Objective >> Wherever the string "BTCUSDT" shows up in a line, count that line. Give the total alone.

-- start --

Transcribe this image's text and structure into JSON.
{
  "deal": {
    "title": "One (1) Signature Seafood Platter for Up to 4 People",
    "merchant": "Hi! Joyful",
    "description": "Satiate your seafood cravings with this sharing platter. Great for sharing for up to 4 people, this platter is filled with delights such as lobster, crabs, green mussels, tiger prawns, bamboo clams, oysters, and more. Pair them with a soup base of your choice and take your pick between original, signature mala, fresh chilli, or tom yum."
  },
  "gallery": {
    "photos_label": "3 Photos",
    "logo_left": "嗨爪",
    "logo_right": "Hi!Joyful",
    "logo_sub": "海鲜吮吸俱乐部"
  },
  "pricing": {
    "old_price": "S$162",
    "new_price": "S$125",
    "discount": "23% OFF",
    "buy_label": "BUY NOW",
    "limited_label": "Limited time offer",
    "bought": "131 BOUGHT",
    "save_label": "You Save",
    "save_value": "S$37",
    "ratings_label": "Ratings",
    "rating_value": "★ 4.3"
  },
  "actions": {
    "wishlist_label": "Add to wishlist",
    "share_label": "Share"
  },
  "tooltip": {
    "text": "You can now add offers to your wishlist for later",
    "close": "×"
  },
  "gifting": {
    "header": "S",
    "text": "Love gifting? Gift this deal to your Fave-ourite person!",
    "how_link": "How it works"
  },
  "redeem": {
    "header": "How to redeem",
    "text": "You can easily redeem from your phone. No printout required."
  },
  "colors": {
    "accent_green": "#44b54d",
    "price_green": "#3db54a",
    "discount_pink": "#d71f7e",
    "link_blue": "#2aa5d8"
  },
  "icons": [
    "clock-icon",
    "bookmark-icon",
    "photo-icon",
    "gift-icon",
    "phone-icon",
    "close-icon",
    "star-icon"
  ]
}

-- end --
-- start --

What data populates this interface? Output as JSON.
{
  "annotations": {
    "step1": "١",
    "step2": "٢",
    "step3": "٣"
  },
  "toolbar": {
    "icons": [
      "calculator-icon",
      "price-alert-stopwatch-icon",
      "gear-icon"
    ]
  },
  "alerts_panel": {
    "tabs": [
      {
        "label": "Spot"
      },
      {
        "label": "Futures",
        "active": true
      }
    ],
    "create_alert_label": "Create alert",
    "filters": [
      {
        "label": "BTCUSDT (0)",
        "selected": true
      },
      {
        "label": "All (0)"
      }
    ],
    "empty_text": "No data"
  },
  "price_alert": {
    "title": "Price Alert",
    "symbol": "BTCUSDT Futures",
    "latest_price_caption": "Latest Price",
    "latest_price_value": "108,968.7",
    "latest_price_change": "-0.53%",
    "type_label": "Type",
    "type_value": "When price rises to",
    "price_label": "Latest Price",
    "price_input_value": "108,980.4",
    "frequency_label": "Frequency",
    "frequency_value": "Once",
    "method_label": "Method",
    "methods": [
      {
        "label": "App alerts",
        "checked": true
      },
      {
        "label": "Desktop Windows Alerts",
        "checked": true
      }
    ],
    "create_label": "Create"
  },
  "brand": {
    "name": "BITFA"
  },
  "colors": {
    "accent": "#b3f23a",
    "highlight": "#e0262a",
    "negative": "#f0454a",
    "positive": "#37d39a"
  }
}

-- end --
-- start --

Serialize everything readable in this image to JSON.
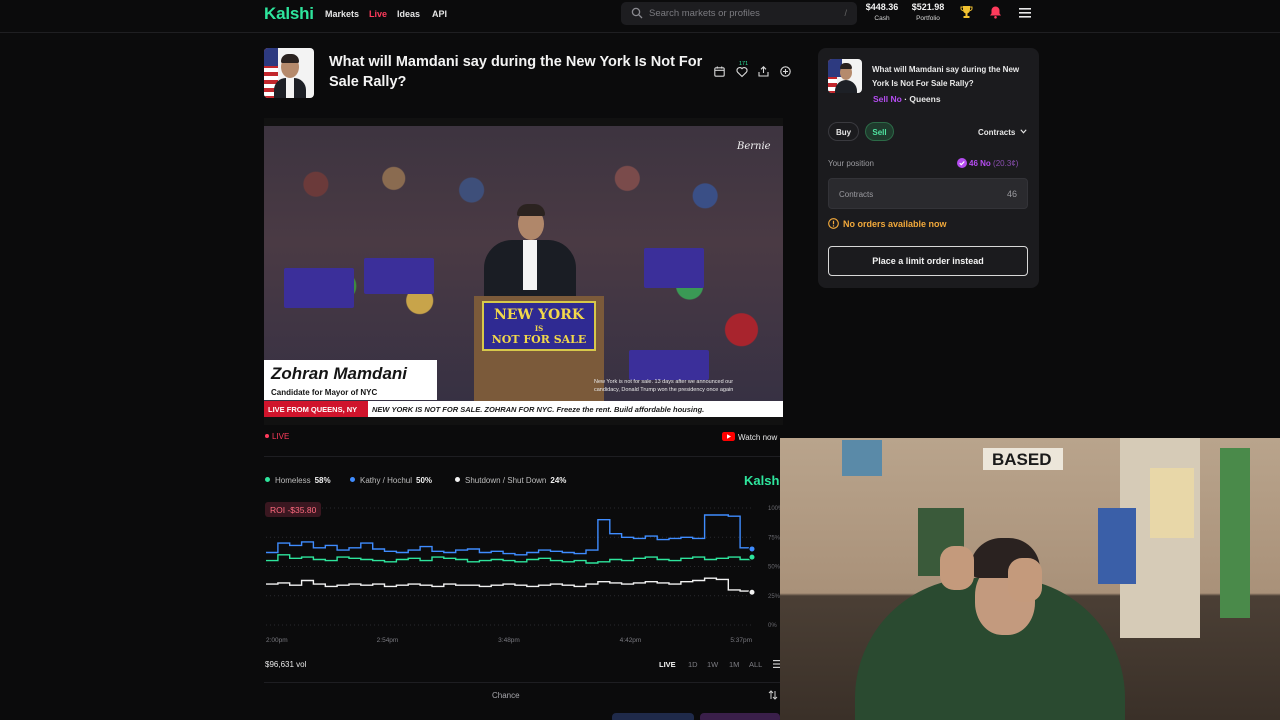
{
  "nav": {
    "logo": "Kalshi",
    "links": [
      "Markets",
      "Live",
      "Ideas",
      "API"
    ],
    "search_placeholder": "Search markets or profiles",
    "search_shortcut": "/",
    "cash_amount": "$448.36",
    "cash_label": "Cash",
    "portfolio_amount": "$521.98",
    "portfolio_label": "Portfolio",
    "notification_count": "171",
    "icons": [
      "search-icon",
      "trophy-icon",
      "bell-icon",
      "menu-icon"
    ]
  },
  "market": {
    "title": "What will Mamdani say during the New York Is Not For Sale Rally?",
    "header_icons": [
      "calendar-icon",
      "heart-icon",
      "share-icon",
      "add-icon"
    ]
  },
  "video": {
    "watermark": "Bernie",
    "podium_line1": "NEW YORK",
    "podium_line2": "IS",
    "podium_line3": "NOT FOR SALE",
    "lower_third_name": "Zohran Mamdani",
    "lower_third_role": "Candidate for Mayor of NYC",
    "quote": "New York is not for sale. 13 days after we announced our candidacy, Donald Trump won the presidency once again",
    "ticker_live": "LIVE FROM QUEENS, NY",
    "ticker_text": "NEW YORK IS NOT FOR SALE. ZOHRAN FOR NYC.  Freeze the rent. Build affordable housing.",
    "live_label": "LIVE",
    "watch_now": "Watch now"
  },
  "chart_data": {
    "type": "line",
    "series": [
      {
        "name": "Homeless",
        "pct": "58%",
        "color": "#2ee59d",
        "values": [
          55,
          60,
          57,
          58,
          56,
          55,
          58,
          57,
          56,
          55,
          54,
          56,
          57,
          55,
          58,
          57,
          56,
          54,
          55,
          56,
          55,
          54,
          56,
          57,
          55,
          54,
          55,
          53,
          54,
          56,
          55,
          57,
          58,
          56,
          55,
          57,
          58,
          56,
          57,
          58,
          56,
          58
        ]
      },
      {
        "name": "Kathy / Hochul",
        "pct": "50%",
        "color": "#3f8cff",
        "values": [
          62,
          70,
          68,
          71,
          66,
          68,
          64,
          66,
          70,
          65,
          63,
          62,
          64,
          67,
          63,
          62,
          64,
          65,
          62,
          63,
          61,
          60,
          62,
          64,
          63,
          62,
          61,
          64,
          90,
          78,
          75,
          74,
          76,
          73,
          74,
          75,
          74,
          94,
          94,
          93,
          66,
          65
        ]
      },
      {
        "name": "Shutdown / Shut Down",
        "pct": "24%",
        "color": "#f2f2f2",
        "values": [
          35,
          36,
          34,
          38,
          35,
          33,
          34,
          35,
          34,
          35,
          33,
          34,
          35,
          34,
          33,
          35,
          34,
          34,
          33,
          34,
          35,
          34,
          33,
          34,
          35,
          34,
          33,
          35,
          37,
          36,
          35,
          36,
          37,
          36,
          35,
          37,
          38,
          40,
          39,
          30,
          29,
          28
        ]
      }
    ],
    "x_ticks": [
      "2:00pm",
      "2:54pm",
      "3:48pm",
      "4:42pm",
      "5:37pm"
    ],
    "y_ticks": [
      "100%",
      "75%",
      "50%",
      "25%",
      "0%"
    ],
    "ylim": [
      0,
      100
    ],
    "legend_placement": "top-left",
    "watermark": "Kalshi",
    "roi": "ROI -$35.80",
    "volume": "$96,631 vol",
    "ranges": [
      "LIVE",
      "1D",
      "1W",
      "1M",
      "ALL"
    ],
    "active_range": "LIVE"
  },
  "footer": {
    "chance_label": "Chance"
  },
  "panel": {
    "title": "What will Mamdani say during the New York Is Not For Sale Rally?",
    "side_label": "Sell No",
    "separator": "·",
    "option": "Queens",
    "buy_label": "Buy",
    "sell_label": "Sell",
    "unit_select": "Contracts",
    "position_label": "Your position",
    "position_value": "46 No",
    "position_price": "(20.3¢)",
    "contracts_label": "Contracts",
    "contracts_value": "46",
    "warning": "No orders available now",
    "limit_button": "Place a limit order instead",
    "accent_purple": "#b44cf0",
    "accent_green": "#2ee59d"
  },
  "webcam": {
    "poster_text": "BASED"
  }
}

-- end --

Written answer >> 2